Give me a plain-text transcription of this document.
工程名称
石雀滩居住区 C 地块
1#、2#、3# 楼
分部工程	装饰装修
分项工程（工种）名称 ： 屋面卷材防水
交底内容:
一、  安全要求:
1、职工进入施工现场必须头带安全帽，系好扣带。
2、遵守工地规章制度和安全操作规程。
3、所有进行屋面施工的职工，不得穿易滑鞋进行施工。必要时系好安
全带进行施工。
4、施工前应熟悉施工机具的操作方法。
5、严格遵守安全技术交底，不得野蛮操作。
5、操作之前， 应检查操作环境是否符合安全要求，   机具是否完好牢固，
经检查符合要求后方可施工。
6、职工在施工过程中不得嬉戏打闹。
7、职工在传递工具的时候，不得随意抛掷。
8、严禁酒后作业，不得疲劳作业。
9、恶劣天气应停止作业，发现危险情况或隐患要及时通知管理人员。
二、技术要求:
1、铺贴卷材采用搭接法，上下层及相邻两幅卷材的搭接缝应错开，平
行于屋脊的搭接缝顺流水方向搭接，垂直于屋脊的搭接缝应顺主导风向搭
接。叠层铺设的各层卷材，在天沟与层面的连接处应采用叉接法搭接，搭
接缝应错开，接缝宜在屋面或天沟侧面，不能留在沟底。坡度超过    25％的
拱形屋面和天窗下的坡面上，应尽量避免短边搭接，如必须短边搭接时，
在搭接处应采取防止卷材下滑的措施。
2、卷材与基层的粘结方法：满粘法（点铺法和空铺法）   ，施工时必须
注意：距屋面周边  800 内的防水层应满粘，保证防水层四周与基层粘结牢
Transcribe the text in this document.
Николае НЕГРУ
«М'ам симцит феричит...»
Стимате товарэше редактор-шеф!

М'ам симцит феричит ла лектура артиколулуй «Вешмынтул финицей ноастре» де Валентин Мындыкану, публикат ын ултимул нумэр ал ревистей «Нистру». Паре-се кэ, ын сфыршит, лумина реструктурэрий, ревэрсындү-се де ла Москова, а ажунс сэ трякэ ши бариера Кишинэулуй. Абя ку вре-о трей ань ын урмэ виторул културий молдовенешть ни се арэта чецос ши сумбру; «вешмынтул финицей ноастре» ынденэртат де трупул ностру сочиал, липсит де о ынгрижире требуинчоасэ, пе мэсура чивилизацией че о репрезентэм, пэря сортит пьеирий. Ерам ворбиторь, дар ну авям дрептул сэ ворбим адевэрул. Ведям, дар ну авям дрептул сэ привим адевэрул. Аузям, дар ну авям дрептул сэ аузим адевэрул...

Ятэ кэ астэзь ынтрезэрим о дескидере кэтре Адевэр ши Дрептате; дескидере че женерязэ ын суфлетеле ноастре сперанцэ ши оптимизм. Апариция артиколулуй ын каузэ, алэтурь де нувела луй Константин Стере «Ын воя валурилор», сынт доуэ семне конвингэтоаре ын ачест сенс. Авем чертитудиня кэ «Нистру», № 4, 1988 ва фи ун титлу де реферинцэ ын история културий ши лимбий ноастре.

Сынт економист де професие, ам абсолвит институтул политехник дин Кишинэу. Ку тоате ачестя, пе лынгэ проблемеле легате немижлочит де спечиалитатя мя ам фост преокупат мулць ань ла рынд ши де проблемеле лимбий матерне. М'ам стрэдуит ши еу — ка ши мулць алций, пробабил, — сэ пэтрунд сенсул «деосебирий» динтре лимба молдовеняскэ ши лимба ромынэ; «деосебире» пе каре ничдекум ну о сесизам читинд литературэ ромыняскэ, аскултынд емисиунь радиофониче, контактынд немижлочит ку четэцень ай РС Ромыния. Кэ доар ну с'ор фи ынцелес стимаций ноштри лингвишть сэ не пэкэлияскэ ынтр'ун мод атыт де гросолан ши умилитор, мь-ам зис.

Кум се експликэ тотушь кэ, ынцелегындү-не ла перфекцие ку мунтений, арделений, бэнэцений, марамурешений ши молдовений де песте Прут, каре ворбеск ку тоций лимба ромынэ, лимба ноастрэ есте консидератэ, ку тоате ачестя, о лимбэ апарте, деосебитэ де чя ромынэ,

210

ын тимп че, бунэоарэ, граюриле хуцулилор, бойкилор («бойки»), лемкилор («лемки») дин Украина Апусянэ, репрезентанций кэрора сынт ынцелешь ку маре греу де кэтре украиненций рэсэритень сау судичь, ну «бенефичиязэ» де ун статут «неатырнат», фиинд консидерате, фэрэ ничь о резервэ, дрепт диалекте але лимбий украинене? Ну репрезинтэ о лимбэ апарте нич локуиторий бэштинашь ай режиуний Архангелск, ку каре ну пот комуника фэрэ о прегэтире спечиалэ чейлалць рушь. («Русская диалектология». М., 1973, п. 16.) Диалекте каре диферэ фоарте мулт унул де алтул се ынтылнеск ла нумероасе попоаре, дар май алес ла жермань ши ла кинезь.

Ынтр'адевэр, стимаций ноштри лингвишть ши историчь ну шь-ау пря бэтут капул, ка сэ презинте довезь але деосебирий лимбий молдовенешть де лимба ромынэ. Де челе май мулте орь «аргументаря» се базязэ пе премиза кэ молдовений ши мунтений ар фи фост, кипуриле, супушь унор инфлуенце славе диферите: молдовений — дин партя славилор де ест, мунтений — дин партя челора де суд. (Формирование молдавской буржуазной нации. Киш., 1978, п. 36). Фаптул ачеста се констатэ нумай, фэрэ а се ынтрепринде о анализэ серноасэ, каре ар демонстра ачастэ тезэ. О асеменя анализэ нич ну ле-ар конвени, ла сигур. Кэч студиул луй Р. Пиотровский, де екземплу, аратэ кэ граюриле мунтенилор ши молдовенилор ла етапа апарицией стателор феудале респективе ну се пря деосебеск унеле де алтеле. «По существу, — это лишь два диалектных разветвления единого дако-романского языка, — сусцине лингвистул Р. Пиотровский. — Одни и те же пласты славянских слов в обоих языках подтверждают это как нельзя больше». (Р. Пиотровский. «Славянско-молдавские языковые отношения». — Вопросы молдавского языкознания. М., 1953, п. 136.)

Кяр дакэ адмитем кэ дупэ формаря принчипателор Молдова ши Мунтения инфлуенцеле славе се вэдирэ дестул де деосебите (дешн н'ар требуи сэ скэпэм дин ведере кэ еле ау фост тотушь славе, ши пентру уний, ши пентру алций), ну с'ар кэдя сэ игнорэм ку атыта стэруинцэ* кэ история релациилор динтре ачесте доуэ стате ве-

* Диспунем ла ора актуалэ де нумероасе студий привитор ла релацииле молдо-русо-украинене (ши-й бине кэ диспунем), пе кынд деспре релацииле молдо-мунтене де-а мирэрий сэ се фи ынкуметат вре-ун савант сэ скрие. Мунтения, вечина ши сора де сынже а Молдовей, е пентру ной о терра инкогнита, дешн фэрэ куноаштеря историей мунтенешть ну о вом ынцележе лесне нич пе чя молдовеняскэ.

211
○ ○ ○ ○ ○
## TASK TO COMPLETE
Pick out the lines above containing the word "text", then copy them.

## WRITTEN ANSWER
Give me a plain-text transcription of this document.
Transcribe the text in this document.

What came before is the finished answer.